### DIRECTIVE
Give every line back verbatim, dropping all images.

### DATA TO USE
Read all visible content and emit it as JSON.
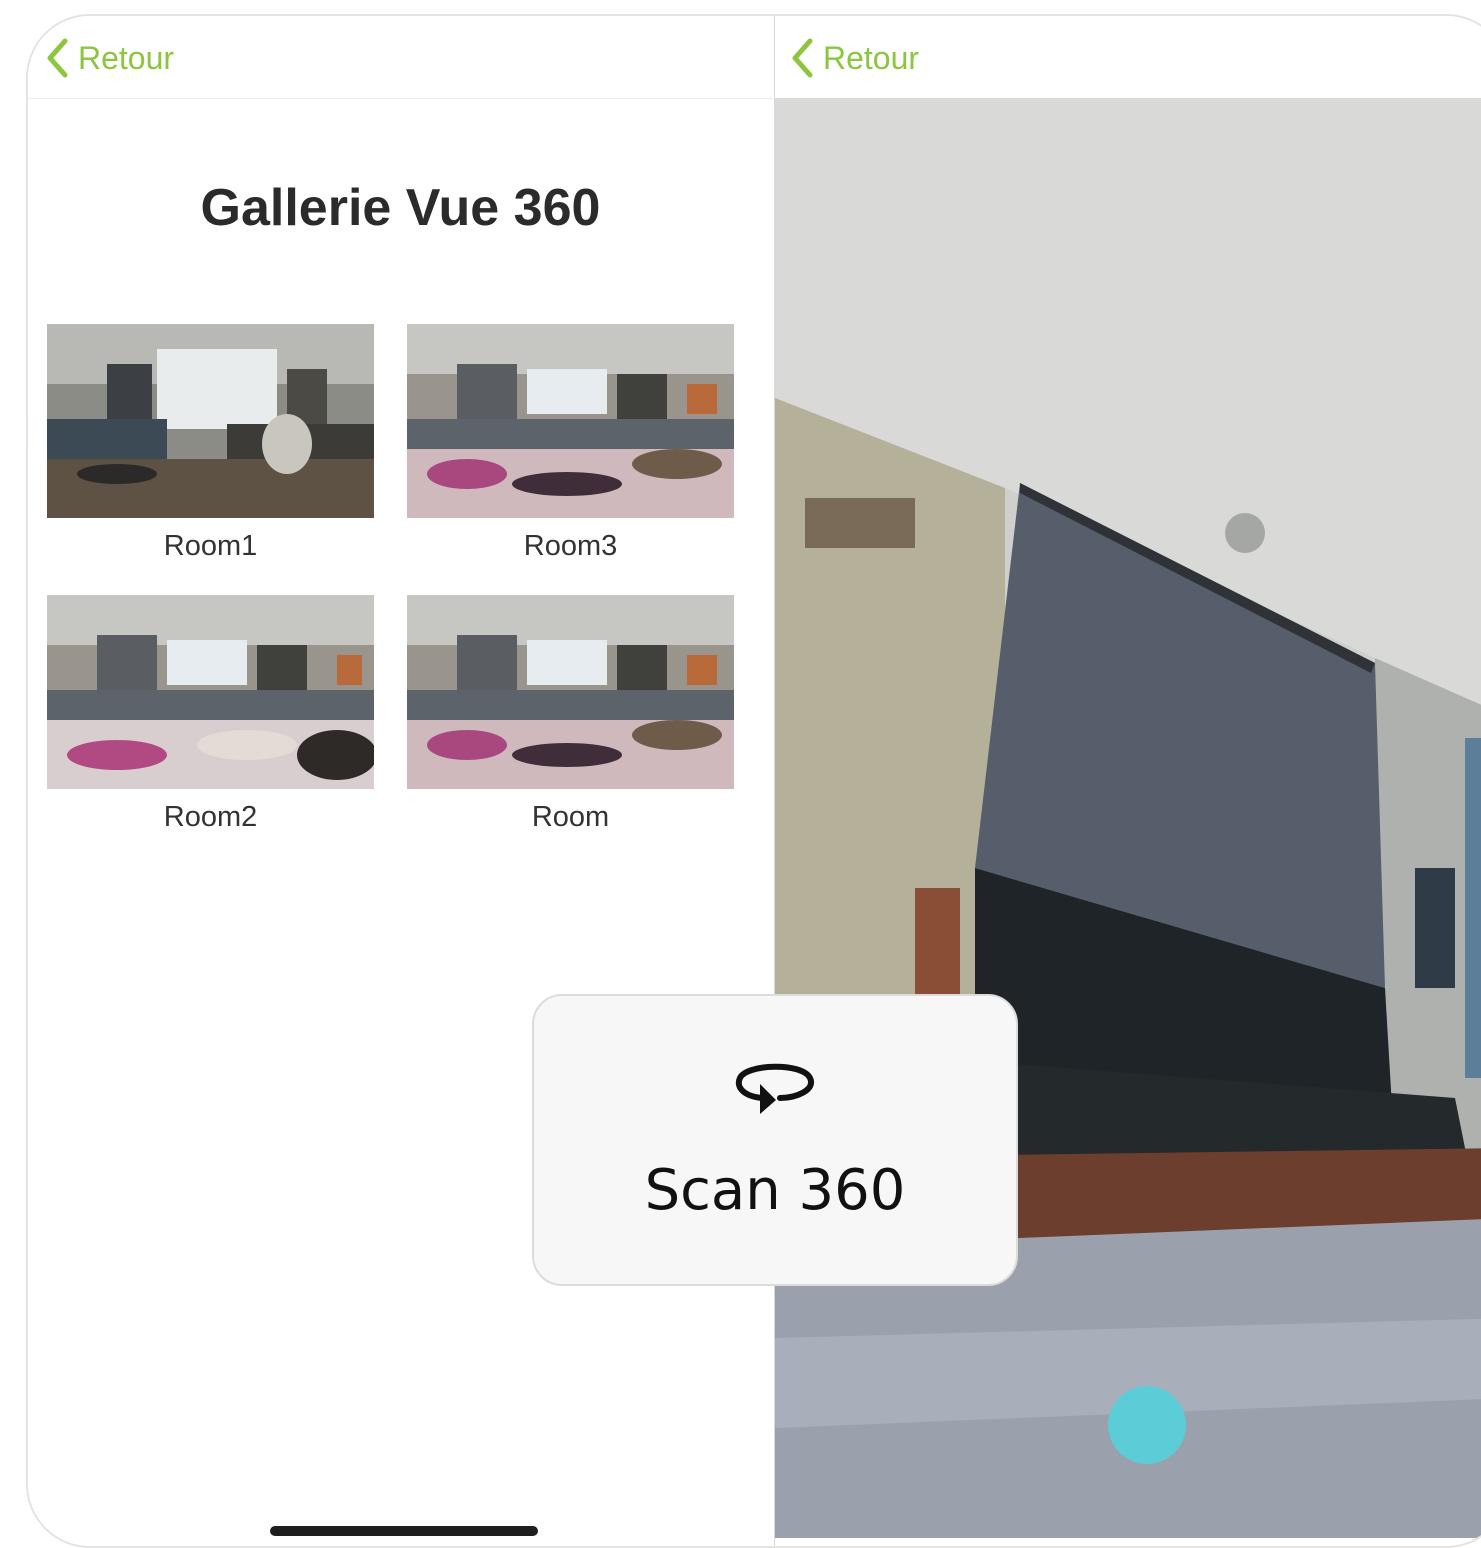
{
  "left_screen": {
    "back_label": "Retour",
    "title": "Gallerie Vue 360",
    "rooms": [
      {
        "label": "Room1"
      },
      {
        "label": "Room3"
      },
      {
        "label": "Room2"
      },
      {
        "label": "Room"
      }
    ]
  },
  "right_screen": {
    "back_label": "Retour"
  },
  "scan_card": {
    "icon": "rotate-360-icon",
    "label": "Scan 360"
  },
  "colors": {
    "accent_green": "#8cc63f",
    "capture_dot": "#5ccdd6"
  }
}
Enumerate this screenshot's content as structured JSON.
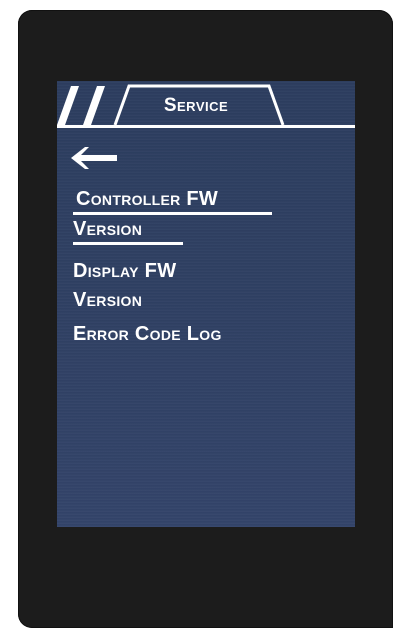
{
  "header": {
    "title": "Service"
  },
  "icons": {
    "back": "arrow-left-icon"
  },
  "menu": {
    "items": [
      {
        "line1": "Controller FW",
        "line2": "Version",
        "selected": true
      },
      {
        "line1": "Display FW",
        "line2": "Version",
        "selected": false
      },
      {
        "line1": "Error Code Log",
        "selected": false
      }
    ]
  },
  "colors": {
    "bezel": "#1c1c1c",
    "screen": "#2f4063",
    "text": "#ffffff"
  }
}
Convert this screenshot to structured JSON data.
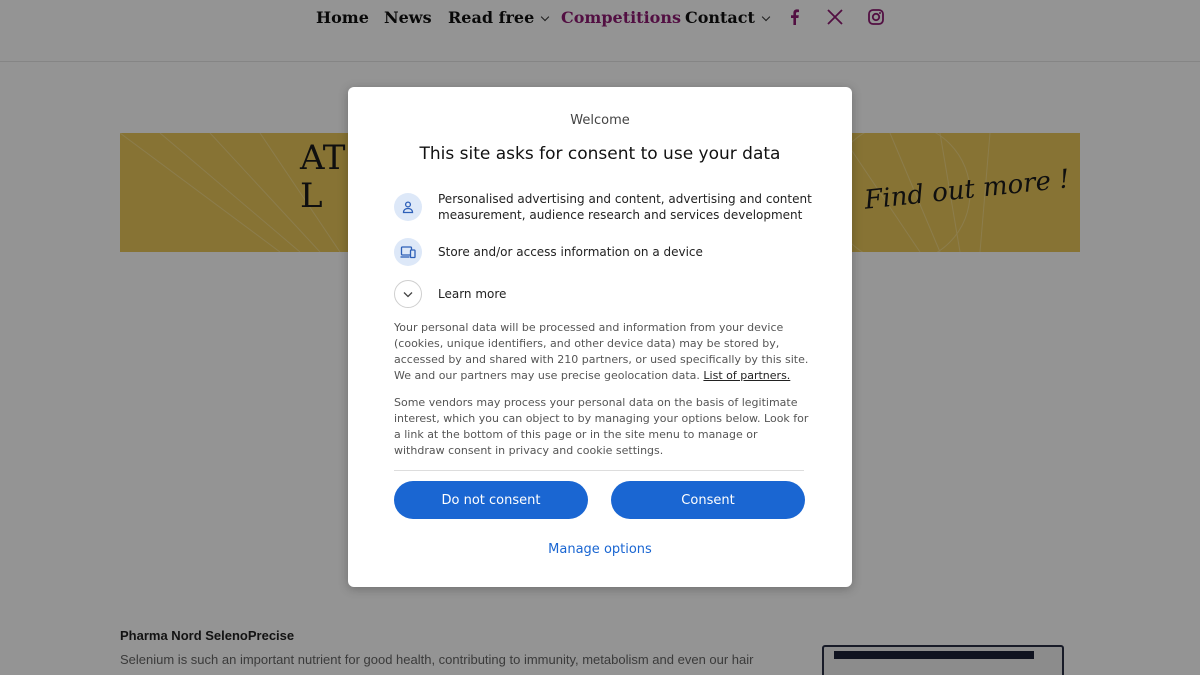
{
  "nav": {
    "items": [
      {
        "label": "Home"
      },
      {
        "label": "News"
      },
      {
        "label": "Read free"
      },
      {
        "label": "Competitions"
      },
      {
        "label": "Contact"
      }
    ],
    "social": [
      "facebook-icon",
      "x-icon",
      "instagram-icon"
    ],
    "active_color": "#8e1a73"
  },
  "banner": {
    "title": "AT\nL",
    "cta": "Find out more !",
    "color": "#e9c65a"
  },
  "article": {
    "title": "Pharma Nord SelenoPrecise",
    "body": "Selenium is such an important nutrient for good health, contributing to immunity, metabolism and even our hair"
  },
  "consent": {
    "welcome": "Welcome",
    "headline": "This site asks for consent to use your data",
    "purposes": [
      {
        "icon": "person-icon",
        "text": "Personalised advertising and content, advertising and content measurement, audience research and services development"
      },
      {
        "icon": "devices-icon",
        "text": "Store and/or access information on a device"
      }
    ],
    "learn_more": "Learn more",
    "para1": "Your personal data will be processed and information from your device (cookies, unique identifiers, and other device data) may be stored by, accessed by and shared with 210 partners, or used specifically by this site. We and our partners may use precise geolocation data.",
    "partners_link": "List of partners.",
    "para2": "Some vendors may process your personal data on the basis of legitimate interest, which you can object to by managing your options below. Look for a link at the bottom of this page or in the site menu to manage or withdraw consent in privacy and cookie settings.",
    "do_not_consent": "Do not consent",
    "consent": "Consent",
    "manage_options": "Manage options",
    "button_color": "#1a66d2"
  }
}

### OUTPUT BELOW
Read all visible content and emit it as JSON.
{
  "left_screen": {
    "back_label": "Retour",
    "title": "Gallerie Vue 360",
    "rooms": [
      {
        "label": "Room1"
      },
      {
        "label": "Room3"
      },
      {
        "label": "Room2"
      },
      {
        "label": "Room"
      }
    ]
  },
  "right_screen": {
    "back_label": "Retour"
  },
  "scan_card": {
    "icon": "rotate-360-icon",
    "label": "Scan 360"
  },
  "colors": {
    "accent_green": "#8cc63f",
    "capture_dot": "#5ccdd6"
  }
}
Enumerate this screenshot's content as structured JSON.
{
  "header": {
    "title": "Service"
  },
  "icons": {
    "back": "arrow-left-icon"
  },
  "menu": {
    "items": [
      {
        "line1": "Controller FW",
        "line2": "Version",
        "selected": true
      },
      {
        "line1": "Display FW",
        "line2": "Version",
        "selected": false
      },
      {
        "line1": "Error Code Log",
        "selected": false
      }
    ]
  },
  "colors": {
    "bezel": "#1c1c1c",
    "screen": "#2f4063",
    "text": "#ffffff"
  }
}
Convert this screenshot to structured JSON data.
{
  "nav": {
    "items": [
      {
        "label": "Home"
      },
      {
        "label": "News"
      },
      {
        "label": "Read free"
      },
      {
        "label": "Competitions"
      },
      {
        "label": "Contact"
      }
    ],
    "social": [
      "facebook-icon",
      "x-icon",
      "instagram-icon"
    ],
    "active_color": "#8e1a73"
  },
  "banner": {
    "title": "AT\nL",
    "cta": "Find out more !",
    "color": "#e9c65a"
  },
  "article": {
    "title": "Pharma Nord SelenoPrecise",
    "body": "Selenium is such an important nutrient for good health, contributing to immunity, metabolism and even our hair"
  },
  "consent": {
    "welcome": "Welcome",
    "headline": "This site asks for consent to use your data",
    "purposes": [
      {
        "icon": "person-icon",
        "text": "Personalised advertising and content, advertising and content measurement, audience research and services development"
      },
      {
        "icon": "devices-icon",
        "text": "Store and/or access information on a device"
      }
    ],
    "learn_more": "Learn more",
    "para1": "Your personal data will be processed and information from your device (cookies, unique identifiers, and other device data) may be stored by, accessed by and shared with 210 partners, or used specifically by this site. We and our partners may use precise geolocation data.",
    "partners_link": "List of partners.",
    "para2": "Some vendors may process your personal data on the basis of legitimate interest, which you can object to by managing your options below. Look for a link at the bottom of this page or in the site menu to manage or withdraw consent in privacy and cookie settings.",
    "do_not_consent": "Do not consent",
    "consent": "Consent",
    "manage_options": "Manage options",
    "button_color": "#1a66d2"
  }
}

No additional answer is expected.